Extracts from a graphics dataset:
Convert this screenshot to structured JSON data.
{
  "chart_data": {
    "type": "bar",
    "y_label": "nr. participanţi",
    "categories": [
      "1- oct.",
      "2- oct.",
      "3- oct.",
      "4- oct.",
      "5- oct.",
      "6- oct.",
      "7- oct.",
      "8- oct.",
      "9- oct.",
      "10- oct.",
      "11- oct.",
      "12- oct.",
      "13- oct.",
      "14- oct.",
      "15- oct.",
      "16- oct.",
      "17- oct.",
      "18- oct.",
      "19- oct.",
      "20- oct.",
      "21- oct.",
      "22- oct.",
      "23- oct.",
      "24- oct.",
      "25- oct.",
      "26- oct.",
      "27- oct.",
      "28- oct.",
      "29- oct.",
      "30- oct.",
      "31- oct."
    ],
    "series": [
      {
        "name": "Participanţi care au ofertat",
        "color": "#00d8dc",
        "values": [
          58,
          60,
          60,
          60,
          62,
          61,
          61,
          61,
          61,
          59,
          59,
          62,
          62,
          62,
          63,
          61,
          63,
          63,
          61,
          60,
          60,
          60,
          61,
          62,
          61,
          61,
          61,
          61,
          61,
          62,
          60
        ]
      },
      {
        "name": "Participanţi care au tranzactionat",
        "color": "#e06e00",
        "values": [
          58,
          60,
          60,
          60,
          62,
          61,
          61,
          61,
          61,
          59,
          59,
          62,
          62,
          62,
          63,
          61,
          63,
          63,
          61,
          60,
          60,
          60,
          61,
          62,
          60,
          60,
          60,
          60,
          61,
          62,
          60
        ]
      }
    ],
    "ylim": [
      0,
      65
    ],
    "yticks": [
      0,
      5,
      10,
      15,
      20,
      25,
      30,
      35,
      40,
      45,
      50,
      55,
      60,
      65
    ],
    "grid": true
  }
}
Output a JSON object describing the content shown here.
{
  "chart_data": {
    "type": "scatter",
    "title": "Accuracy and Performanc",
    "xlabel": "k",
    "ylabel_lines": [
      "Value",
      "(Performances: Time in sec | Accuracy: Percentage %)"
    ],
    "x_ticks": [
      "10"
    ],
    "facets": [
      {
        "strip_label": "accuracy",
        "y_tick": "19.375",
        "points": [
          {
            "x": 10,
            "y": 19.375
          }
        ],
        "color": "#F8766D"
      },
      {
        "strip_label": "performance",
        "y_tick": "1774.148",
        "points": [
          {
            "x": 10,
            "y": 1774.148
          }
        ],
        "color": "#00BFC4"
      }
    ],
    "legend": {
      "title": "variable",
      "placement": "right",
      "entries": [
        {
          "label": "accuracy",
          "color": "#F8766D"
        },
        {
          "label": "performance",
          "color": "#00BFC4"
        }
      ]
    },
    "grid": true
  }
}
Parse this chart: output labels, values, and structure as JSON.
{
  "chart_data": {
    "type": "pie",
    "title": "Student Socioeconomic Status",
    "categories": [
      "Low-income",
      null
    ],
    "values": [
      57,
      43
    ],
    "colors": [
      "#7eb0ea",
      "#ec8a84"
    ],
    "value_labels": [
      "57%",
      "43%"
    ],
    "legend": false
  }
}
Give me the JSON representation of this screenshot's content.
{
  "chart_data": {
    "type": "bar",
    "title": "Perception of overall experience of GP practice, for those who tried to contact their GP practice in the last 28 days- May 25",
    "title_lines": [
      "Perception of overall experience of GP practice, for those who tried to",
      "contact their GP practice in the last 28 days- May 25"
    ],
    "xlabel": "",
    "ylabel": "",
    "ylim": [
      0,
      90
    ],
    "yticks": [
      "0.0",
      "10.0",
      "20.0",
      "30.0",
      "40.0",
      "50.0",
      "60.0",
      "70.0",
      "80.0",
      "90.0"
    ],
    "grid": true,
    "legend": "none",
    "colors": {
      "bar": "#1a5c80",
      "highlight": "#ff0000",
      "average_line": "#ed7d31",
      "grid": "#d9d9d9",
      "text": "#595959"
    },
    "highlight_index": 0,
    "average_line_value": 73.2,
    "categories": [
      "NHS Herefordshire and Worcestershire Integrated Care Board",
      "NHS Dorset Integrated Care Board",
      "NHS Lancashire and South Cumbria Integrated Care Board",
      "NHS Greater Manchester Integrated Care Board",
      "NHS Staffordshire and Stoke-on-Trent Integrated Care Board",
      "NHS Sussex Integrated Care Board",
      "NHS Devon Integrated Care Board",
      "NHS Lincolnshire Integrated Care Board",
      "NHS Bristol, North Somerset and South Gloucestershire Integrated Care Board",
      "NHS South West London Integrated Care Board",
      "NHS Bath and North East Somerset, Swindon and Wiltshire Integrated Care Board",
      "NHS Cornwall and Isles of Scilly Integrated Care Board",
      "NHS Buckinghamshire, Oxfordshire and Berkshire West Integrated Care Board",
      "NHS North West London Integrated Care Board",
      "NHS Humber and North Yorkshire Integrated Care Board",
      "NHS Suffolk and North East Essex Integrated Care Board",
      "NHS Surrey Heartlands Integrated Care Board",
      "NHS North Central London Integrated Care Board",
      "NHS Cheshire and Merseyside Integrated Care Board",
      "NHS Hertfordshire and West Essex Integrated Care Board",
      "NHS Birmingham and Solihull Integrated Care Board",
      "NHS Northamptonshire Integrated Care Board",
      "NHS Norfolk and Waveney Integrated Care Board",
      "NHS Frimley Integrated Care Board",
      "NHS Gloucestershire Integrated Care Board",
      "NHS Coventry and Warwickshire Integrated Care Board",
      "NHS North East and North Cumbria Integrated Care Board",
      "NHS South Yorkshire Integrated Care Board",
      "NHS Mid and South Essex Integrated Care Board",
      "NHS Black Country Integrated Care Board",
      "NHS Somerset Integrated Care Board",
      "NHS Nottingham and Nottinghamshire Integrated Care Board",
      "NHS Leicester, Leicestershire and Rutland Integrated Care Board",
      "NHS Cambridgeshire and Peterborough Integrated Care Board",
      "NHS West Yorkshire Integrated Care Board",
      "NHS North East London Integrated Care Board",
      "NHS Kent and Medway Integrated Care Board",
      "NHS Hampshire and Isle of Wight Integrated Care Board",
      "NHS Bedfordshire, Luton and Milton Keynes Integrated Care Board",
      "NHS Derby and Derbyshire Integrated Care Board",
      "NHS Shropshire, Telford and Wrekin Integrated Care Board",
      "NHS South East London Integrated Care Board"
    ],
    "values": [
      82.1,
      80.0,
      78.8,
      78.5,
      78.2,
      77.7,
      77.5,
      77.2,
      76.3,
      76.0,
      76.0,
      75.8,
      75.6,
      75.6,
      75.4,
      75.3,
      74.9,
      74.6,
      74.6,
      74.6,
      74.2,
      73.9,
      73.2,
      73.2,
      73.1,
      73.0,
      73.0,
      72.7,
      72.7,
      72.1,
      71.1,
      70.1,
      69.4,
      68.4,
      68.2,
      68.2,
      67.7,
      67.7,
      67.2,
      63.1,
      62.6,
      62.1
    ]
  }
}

= Exercise instructions =
Copy all of the material word for word.

= Exercise output =
Convert this screenshot to structured JSON data.
{
  "chart_data": {
    "type": "bar",
    "y_label": "nr. participanţi",
    "categories": [
      "1- oct.",
      "2- oct.",
      "3- oct.",
      "4- oct.",
      "5- oct.",
      "6- oct.",
      "7- oct.",
      "8- oct.",
      "9- oct.",
      "10- oct.",
      "11- oct.",
      "12- oct.",
      "13- oct.",
      "14- oct.",
      "15- oct.",
      "16- oct.",
      "17- oct.",
      "18- oct.",
      "19- oct.",
      "20- oct.",
      "21- oct.",
      "22- oct.",
      "23- oct.",
      "24- oct.",
      "25- oct.",
      "26- oct.",
      "27- oct.",
      "28- oct.",
      "29- oct.",
      "30- oct.",
      "31- oct."
    ],
    "series": [
      {
        "name": "Participanţi care au ofertat",
        "color": "#00d8dc",
        "values": [
          58,
          60,
          60,
          60,
          62,
          61,
          61,
          61,
          61,
          59,
          59,
          62,
          62,
          62,
          63,
          61,
          63,
          63,
          61,
          60,
          60,
          60,
          61,
          62,
          61,
          61,
          61,
          61,
          61,
          62,
          60
        ]
      },
      {
        "name": "Participanţi care au tranzactionat",
        "color": "#e06e00",
        "values": [
          58,
          60,
          60,
          60,
          62,
          61,
          61,
          61,
          61,
          59,
          59,
          62,
          62,
          62,
          63,
          61,
          63,
          63,
          61,
          60,
          60,
          60,
          61,
          62,
          60,
          60,
          60,
          60,
          61,
          62,
          60
        ]
      }
    ],
    "ylim": [
      0,
      65
    ],
    "yticks": [
      0,
      5,
      10,
      15,
      20,
      25,
      30,
      35,
      40,
      45,
      50,
      55,
      60,
      65
    ],
    "grid": true
  }
}
Output a JSON object describing the content shown here.
{
  "chart_data": {
    "type": "scatter",
    "title": "Accuracy and Performanc",
    "xlabel": "k",
    "ylabel_lines": [
      "Value",
      "(Performances: Time in sec | Accuracy: Percentage %)"
    ],
    "x_ticks": [
      "10"
    ],
    "facets": [
      {
        "strip_label": "accuracy",
        "y_tick": "19.375",
        "points": [
          {
            "x": 10,
            "y": 19.375
          }
        ],
        "color": "#F8766D"
      },
      {
        "strip_label": "performance",
        "y_tick": "1774.148",
        "points": [
          {
            "x": 10,
            "y": 1774.148
          }
        ],
        "color": "#00BFC4"
      }
    ],
    "legend": {
      "title": "variable",
      "placement": "right",
      "entries": [
        {
          "label": "accuracy",
          "color": "#F8766D"
        },
        {
          "label": "performance",
          "color": "#00BFC4"
        }
      ]
    },
    "grid": true
  }
}
Parse this chart: output labels, values, and structure as JSON.
{
  "chart_data": {
    "type": "pie",
    "title": "Student Socioeconomic Status",
    "categories": [
      "Low-income",
      null
    ],
    "values": [
      57,
      43
    ],
    "colors": [
      "#7eb0ea",
      "#ec8a84"
    ],
    "value_labels": [
      "57%",
      "43%"
    ],
    "legend": false
  }
}
Give me the JSON representation of this screenshot's content.
{
  "chart_data": {
    "type": "bar",
    "title": "Perception of overall experience of GP practice, for those who tried to contact their GP practice in the last 28 days- May 25",
    "title_lines": [
      "Perception of overall experience of GP practice, for those who tried to",
      "contact their GP practice in the last 28 days- May 25"
    ],
    "xlabel": "",
    "ylabel": "",
    "ylim": [
      0,
      90
    ],
    "yticks": [
      "0.0",
      "10.0",
      "20.0",
      "30.0",
      "40.0",
      "50.0",
      "60.0",
      "70.0",
      "80.0",
      "90.0"
    ],
    "grid": true,
    "legend": "none",
    "colors": {
      "bar": "#1a5c80",
      "highlight": "#ff0000",
      "average_line": "#ed7d31",
      "grid": "#d9d9d9",
      "text": "#595959"
    },
    "highlight_index": 0,
    "average_line_value": 73.2,
    "categories": [
      "NHS Herefordshire and Worcestershire Integrated Care Board",
      "NHS Dorset Integrated Care Board",
      "NHS Lancashire and South Cumbria Integrated Care Board",
      "NHS Greater Manchester Integrated Care Board",
      "NHS Staffordshire and Stoke-on-Trent Integrated Care Board",
      "NHS Sussex Integrated Care Board",
      "NHS Devon Integrated Care Board",
      "NHS Lincolnshire Integrated Care Board",
      "NHS Bristol, North Somerset and South Gloucestershire Integrated Care Board",
      "NHS South West London Integrated Care Board",
      "NHS Bath and North East Somerset, Swindon and Wiltshire Integrated Care Board",
      "NHS Cornwall and Isles of Scilly Integrated Care Board",
      "NHS Buckinghamshire, Oxfordshire and Berkshire West Integrated Care Board",
      "NHS North West London Integrated Care Board",
      "NHS Humber and North Yorkshire Integrated Care Board",
      "NHS Suffolk and North East Essex Integrated Care Board",
      "NHS Surrey Heartlands Integrated Care Board",
      "NHS North Central London Integrated Care Board",
      "NHS Cheshire and Merseyside Integrated Care Board",
      "NHS Hertfordshire and West Essex Integrated Care Board",
      "NHS Birmingham and Solihull Integrated Care Board",
      "NHS Northamptonshire Integrated Care Board",
      "NHS Norfolk and Waveney Integrated Care Board",
      "NHS Frimley Integrated Care Board",
      "NHS Gloucestershire Integrated Care Board",
      "NHS Coventry and Warwickshire Integrated Care Board",
      "NHS North East and North Cumbria Integrated Care Board",
      "NHS South Yorkshire Integrated Care Board",
      "NHS Mid and South Essex Integrated Care Board",
      "NHS Black Country Integrated Care Board",
      "NHS Somerset Integrated Care Board",
      "NHS Nottingham and Nottinghamshire Integrated Care Board",
      "NHS Leicester, Leicestershire and Rutland Integrated Care Board",
      "NHS Cambridgeshire and Peterborough Integrated Care Board",
      "NHS West Yorkshire Integrated Care Board",
      "NHS North East London Integrated Care Board",
      "NHS Kent and Medway Integrated Care Board",
      "NHS Hampshire and Isle of Wight Integrated Care Board",
      "NHS Bedfordshire, Luton and Milton Keynes Integrated Care Board",
      "NHS Derby and Derbyshire Integrated Care Board",
      "NHS Shropshire, Telford and Wrekin Integrated Care Board",
      "NHS South East London Integrated Care Board"
    ],
    "values": [
      82.1,
      80.0,
      78.8,
      78.5,
      78.2,
      77.7,
      77.5,
      77.2,
      76.3,
      76.0,
      76.0,
      75.8,
      75.6,
      75.6,
      75.4,
      75.3,
      74.9,
      74.6,
      74.6,
      74.6,
      74.2,
      73.9,
      73.2,
      73.2,
      73.1,
      73.0,
      73.0,
      72.7,
      72.7,
      72.1,
      71.1,
      70.1,
      69.4,
      68.4,
      68.2,
      68.2,
      67.7,
      67.7,
      67.2,
      63.1,
      62.6,
      62.1
    ]
  }
}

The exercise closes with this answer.